— Work required —
Reproduce the Rails routing discussion word for word, from "In the routes.rb" to "is appreciated :)".

— Page text —

┌──

Reputation: 2723
I'm playing with a test rails app. However I stumbled on a problem I can't resolve. I've a users controller and in it there's an activate method.
In the routes.rb file I have
match 'activate/:email/:validation_code' => 'users#activate', :as => :activate_user, :via => :get
After that I try to use activate_user_path(@user)
but a routing error is raised.
No route matches {:controller=>"users", :action=>"activate", :email=>#<User id: 12, email: "[email protected]", validation_code: "zbBPLQUsBgPvEJfcjxmXuxFxuJAKEoqQNASkbybihpnmzSbhxdC...", active: false, created_at: "2011-11-10 14:56:23", updated_at: "2011-11-10 14:56:23">}
Running rake routes
shows the routing is there:
activate_user GET /activate/:email/:validation_code(.:format) {:controller=>"users", :action=>"activate"}
I tried searching for this problem, but usually this happens when you forget to pass the object that's needed to build the route.
All help is appreciated :)
Upvotes: 1
Views: 1432
Reputation: 7824
Does activate_user_path(:email => @user.email, :validataion_code => @user.validation_code) works for you?
EDIT
I don't know why, but when I've changed: validation_code to code it works.
match 'activate/:email/:code' => 'users#activate', :as => :activate_user, :via => :get
Probably in rails you can't use var names in routes with underscore, but this has to be verified.
Upvotes: 0
Reputation: 11
I would make sure you are actually invoking a GET and not a POST as the method.
If you are submitting a form, it defaults to POST, which would mean you don't have a matching route, the route you listed above only works for GET requests.

└──

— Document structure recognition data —
┌──

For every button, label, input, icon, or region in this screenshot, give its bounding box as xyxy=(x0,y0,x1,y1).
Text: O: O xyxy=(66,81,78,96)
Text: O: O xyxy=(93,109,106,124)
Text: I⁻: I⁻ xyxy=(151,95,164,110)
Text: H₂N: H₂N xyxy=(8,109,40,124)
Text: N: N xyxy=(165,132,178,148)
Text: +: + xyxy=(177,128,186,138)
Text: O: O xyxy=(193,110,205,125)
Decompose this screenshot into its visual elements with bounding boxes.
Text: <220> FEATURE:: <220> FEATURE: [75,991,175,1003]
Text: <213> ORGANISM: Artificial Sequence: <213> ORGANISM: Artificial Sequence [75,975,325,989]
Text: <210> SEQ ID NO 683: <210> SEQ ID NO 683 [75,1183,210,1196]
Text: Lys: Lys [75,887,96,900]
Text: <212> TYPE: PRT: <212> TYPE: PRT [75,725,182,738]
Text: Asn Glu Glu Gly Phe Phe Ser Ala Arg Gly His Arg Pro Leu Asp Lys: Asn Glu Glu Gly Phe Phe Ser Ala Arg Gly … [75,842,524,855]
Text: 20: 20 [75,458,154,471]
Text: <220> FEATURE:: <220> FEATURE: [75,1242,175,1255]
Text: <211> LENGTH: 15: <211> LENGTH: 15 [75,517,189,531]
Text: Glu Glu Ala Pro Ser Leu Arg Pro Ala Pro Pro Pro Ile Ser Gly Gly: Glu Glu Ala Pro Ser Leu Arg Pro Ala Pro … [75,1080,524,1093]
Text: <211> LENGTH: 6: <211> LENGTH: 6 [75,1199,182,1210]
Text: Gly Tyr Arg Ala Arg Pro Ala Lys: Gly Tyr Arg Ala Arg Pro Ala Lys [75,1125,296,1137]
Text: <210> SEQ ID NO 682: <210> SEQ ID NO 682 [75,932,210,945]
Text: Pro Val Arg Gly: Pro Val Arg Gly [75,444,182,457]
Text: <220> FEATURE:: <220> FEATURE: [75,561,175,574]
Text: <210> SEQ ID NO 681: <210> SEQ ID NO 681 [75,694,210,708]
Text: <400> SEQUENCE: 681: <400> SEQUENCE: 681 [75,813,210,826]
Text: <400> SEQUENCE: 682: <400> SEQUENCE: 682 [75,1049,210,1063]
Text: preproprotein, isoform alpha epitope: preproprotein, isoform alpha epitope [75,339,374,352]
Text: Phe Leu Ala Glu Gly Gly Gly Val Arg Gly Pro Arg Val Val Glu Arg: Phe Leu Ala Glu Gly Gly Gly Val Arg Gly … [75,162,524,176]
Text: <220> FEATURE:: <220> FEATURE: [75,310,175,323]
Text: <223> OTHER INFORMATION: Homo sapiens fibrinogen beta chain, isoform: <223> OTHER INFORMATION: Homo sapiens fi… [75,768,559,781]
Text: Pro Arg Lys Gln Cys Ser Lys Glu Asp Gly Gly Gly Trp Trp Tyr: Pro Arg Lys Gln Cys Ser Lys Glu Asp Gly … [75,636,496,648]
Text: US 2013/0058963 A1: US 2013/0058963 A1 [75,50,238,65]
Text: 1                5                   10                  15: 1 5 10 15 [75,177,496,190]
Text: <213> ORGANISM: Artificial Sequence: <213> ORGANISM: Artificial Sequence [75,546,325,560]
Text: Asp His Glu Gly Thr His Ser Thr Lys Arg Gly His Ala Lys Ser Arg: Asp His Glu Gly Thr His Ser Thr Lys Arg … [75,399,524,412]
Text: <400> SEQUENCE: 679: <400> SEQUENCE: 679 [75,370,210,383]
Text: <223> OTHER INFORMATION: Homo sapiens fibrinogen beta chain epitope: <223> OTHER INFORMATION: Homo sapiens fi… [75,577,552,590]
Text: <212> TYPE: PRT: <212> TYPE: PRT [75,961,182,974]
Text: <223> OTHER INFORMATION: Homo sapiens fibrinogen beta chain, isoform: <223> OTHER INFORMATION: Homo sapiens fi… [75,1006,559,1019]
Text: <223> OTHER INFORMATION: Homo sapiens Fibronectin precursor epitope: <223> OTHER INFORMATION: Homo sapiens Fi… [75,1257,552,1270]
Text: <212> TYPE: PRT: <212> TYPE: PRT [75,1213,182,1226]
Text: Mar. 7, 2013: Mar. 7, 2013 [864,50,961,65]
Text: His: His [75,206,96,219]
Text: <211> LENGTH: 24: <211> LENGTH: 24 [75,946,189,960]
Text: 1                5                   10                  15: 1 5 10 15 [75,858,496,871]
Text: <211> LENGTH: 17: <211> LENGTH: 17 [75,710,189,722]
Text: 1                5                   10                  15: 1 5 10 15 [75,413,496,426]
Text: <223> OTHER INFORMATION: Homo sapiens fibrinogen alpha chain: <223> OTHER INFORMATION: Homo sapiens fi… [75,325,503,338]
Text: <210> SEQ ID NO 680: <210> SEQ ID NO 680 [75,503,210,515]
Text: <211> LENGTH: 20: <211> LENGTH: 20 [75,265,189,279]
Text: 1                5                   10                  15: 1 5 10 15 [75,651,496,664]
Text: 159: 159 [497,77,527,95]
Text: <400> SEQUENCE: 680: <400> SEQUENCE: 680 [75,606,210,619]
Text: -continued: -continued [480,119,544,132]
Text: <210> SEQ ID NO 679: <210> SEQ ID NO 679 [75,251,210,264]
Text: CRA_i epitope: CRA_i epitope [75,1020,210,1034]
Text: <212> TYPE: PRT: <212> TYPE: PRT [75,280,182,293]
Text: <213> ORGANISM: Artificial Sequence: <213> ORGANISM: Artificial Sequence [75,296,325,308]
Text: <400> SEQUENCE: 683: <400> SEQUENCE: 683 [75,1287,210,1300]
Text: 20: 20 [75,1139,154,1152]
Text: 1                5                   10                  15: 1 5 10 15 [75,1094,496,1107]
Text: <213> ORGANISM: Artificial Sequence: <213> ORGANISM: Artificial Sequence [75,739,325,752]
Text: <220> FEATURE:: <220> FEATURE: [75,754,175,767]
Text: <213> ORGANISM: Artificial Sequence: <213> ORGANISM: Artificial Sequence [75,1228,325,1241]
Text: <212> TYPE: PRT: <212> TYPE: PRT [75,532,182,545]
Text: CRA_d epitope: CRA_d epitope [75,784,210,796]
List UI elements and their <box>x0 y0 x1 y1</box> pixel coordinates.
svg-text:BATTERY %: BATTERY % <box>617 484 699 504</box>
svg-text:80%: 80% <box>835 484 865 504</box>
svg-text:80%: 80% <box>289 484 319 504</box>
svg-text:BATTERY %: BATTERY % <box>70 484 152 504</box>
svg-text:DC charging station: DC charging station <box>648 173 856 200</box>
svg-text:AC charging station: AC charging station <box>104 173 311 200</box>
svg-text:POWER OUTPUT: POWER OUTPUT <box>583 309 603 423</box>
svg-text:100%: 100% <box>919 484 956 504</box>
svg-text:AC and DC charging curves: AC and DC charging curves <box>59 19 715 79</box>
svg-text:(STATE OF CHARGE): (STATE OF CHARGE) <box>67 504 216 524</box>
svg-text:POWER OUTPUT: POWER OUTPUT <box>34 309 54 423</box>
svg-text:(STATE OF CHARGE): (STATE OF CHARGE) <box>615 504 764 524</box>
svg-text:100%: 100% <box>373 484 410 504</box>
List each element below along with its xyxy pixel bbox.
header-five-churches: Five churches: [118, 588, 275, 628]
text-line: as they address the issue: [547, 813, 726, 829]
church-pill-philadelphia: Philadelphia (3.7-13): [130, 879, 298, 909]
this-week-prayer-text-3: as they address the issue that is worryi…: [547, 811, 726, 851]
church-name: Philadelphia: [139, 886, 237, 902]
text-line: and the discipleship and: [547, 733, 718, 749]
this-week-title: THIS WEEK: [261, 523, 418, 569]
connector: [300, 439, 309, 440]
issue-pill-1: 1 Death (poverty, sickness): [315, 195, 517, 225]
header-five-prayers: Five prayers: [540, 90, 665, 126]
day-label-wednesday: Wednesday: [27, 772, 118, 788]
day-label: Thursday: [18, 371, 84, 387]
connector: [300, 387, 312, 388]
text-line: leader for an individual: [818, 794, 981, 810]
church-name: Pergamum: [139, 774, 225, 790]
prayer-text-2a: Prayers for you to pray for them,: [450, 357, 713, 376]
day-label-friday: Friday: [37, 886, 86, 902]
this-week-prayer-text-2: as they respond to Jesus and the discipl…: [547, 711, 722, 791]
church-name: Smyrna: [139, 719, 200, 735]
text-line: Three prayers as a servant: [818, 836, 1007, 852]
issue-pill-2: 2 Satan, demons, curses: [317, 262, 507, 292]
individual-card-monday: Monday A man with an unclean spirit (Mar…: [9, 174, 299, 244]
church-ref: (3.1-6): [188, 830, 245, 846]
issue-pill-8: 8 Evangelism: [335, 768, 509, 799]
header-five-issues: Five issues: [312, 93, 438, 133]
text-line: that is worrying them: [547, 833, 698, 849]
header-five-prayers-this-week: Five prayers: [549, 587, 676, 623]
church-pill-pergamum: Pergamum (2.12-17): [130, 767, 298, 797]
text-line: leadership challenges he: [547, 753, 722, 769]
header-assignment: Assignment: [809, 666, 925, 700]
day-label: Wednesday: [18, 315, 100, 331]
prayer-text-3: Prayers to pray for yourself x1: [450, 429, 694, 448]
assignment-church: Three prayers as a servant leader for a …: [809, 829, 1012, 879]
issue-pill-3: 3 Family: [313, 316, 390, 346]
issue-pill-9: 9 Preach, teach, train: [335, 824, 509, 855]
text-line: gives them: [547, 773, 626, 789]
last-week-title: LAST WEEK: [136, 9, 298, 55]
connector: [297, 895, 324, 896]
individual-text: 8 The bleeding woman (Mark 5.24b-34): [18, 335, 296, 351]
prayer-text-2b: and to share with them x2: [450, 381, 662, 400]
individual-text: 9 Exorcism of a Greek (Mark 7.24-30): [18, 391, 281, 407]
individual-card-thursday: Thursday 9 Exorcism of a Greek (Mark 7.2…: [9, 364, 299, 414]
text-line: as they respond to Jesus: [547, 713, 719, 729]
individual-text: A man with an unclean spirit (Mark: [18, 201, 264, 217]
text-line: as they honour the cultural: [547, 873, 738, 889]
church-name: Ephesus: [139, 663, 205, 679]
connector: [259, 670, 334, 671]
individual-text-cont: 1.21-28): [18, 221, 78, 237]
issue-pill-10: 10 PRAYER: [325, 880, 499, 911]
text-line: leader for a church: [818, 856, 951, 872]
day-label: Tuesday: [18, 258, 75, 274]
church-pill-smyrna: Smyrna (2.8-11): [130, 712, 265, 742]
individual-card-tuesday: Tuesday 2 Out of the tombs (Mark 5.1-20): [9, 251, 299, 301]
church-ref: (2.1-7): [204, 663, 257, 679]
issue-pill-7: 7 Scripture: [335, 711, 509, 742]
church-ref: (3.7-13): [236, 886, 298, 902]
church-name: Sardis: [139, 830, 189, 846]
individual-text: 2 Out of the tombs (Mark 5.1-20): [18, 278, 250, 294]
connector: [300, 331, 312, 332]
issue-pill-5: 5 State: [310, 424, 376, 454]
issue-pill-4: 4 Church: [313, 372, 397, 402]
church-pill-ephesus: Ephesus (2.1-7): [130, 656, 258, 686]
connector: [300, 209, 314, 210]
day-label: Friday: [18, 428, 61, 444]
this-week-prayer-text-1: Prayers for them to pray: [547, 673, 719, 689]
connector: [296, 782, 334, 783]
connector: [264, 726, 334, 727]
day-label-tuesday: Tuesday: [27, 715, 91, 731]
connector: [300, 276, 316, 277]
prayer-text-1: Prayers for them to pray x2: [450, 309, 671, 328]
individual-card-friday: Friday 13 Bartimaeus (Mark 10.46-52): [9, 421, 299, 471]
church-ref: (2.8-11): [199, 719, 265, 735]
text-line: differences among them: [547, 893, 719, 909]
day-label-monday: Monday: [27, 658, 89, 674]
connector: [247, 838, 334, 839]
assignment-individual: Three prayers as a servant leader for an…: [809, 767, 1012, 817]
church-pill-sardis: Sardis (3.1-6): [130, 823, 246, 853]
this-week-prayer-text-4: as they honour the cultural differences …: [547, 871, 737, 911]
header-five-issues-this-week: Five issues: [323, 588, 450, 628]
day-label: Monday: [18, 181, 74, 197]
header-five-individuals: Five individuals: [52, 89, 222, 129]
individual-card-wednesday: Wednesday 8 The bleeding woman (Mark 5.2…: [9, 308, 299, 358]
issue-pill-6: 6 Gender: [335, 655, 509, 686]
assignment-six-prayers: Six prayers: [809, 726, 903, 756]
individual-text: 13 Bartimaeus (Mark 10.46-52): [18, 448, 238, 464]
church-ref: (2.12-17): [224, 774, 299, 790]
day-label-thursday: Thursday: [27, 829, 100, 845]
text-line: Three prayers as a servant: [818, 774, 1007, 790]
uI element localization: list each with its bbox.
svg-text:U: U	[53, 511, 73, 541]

└──

— Response area —
In the routes.rb file I have
match 'activate/:email/:validation_code' => 'users#activate', :as => :activate_user, :via => :get
After that I try to use activate_user_path(@user)
but a routing error is raised.
No route matches {:controller=>"users", :action=>"activate", :email=>#<User id: 12, email: "[email protected]", validation_code: "zbBPLQUsBgPvEJfcjxmXuxFxuJAKEoqQNASkbybihpnmzSbhxdC...", active: false, created_at: "2011-11-10 14:56:23", updated_at: "2011-11-10 14:56:23">}
Running rake routes
shows the routing is there:
activate_user GET /activate/:email/:validation_code(.:format) {:controller=>"users", :action=>"activate"}
I tried searching for this problem, but usually this happens when you forget to pass the object that's needed to build the route.
All help is appreciated :)